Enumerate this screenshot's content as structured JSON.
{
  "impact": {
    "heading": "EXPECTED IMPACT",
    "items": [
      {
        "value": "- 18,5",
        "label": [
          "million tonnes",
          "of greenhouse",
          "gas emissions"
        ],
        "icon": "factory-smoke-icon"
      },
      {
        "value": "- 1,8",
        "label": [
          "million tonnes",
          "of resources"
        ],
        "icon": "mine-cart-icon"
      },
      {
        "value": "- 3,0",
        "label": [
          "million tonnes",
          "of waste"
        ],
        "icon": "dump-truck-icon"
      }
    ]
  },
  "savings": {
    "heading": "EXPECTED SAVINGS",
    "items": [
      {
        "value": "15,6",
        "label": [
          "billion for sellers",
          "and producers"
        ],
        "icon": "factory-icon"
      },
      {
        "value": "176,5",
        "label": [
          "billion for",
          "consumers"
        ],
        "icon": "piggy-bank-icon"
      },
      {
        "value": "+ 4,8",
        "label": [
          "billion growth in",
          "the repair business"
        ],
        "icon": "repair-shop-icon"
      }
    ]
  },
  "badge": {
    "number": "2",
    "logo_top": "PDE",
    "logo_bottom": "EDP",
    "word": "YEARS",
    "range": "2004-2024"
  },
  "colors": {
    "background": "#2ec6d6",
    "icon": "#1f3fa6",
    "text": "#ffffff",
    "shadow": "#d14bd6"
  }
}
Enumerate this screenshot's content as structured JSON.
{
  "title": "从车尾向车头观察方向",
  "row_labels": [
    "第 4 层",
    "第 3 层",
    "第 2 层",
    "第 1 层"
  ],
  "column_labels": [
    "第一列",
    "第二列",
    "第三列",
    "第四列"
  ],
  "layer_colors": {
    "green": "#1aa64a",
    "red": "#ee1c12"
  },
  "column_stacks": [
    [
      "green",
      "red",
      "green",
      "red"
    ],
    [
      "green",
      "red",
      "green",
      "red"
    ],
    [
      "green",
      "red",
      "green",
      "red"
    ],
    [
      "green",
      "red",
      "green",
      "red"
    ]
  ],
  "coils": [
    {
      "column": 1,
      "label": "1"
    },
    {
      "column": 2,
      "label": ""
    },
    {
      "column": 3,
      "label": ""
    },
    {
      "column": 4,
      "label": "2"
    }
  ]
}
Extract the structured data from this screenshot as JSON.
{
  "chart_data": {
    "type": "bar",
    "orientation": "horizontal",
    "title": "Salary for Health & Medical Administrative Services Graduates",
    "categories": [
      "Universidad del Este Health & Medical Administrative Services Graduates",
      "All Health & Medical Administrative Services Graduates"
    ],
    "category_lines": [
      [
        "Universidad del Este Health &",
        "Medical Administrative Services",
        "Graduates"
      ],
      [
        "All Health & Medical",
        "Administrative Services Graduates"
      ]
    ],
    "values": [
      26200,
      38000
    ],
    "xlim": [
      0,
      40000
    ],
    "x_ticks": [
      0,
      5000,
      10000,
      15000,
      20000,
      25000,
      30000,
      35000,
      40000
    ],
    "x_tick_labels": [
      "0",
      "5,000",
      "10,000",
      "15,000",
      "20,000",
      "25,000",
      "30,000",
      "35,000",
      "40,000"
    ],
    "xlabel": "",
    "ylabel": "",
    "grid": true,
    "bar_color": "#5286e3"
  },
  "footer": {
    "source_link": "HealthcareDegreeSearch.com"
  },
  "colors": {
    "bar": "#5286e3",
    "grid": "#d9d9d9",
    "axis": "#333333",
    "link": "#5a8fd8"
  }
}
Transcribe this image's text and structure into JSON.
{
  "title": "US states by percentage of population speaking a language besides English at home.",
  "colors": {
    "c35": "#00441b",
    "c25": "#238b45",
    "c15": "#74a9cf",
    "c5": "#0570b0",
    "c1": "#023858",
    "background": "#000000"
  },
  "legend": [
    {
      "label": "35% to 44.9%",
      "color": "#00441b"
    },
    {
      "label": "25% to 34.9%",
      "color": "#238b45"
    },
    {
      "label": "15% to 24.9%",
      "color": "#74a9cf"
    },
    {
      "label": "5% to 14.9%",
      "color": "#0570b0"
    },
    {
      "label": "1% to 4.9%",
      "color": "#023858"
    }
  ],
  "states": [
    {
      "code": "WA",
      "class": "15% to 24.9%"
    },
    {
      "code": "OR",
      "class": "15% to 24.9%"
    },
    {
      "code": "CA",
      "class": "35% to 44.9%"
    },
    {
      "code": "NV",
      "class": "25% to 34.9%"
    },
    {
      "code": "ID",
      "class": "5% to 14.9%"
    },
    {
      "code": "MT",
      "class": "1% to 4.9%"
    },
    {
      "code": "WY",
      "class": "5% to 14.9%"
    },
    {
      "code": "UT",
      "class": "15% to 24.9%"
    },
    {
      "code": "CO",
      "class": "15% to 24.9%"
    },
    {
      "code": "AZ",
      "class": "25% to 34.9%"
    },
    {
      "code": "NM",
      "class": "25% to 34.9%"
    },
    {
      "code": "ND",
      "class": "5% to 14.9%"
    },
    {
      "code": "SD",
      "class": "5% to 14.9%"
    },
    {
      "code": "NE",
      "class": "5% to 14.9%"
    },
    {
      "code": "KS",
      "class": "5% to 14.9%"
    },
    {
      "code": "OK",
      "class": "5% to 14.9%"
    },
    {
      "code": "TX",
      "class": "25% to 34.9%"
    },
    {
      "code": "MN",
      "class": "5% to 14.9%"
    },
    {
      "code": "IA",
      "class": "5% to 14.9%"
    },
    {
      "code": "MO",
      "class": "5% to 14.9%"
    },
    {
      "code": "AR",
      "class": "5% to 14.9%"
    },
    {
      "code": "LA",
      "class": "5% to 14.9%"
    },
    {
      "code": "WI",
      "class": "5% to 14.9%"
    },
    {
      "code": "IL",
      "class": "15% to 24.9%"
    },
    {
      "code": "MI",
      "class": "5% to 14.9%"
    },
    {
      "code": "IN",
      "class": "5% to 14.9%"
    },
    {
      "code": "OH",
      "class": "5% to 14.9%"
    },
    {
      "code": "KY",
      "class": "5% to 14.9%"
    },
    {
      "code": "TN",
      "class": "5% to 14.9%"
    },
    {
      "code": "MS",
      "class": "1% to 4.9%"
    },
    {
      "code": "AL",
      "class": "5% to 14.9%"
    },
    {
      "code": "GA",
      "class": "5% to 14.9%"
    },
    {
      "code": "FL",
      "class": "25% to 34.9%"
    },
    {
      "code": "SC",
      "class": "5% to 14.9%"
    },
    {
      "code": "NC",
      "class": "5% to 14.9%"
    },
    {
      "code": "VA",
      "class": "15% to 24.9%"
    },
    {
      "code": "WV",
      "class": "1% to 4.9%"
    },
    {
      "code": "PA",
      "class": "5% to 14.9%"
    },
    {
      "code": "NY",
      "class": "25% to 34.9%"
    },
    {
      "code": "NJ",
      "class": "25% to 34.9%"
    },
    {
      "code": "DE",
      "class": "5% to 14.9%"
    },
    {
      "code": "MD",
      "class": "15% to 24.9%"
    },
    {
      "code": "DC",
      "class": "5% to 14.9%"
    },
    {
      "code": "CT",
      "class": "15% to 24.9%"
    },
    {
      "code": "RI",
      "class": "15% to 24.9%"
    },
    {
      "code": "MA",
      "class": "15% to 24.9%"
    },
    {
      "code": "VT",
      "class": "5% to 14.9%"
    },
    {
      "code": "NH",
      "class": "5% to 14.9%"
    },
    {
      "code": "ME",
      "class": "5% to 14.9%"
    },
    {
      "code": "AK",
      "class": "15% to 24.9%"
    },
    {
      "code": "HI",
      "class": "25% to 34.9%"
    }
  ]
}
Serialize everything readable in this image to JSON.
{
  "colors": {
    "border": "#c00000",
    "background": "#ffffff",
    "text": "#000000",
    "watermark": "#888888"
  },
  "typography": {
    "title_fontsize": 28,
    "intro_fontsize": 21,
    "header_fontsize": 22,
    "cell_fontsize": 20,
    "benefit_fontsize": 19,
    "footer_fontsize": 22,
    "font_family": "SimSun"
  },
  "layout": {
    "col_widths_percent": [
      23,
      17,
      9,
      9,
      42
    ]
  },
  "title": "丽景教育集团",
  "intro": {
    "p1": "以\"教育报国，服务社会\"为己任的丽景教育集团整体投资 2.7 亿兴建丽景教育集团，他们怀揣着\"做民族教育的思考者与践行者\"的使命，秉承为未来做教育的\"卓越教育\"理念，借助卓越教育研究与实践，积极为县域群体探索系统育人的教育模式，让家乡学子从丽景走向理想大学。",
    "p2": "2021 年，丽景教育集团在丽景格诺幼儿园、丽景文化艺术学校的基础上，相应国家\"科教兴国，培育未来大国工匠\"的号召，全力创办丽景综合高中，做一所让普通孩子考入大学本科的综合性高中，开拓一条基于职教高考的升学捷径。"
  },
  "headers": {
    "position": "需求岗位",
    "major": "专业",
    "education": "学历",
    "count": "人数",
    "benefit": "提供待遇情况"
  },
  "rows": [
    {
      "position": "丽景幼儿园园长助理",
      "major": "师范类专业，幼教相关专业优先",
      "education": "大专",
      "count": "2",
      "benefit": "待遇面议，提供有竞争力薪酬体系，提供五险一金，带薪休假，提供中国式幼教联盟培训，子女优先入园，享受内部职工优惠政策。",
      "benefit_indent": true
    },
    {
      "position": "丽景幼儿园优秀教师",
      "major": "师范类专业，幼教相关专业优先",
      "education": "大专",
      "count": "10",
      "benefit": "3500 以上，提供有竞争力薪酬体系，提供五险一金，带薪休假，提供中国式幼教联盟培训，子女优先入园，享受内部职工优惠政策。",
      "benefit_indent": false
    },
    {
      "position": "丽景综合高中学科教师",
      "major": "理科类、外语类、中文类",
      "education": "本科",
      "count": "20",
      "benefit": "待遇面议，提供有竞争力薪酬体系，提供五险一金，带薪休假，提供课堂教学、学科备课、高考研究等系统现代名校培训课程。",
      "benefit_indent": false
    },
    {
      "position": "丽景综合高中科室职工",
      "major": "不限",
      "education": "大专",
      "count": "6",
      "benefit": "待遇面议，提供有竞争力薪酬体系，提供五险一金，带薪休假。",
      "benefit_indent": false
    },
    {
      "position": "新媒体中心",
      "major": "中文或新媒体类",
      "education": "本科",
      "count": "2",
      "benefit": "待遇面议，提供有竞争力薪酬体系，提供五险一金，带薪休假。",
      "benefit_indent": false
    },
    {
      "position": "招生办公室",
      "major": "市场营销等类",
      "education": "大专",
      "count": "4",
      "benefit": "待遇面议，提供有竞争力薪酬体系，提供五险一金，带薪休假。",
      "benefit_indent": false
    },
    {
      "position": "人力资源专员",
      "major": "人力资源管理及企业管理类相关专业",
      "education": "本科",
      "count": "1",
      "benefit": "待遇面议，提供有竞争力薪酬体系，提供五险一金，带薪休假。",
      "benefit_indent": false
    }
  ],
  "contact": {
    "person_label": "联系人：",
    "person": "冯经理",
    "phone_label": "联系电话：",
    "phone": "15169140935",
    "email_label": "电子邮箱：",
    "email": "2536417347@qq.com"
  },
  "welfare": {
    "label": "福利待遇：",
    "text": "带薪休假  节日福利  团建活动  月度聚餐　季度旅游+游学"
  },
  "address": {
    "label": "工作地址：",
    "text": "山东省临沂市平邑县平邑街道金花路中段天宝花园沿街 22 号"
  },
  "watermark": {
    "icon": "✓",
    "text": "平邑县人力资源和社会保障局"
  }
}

§ **To do**:
Count each line above in which the string "Graduates" appears, then state only the total.

§ **Final answer**:
5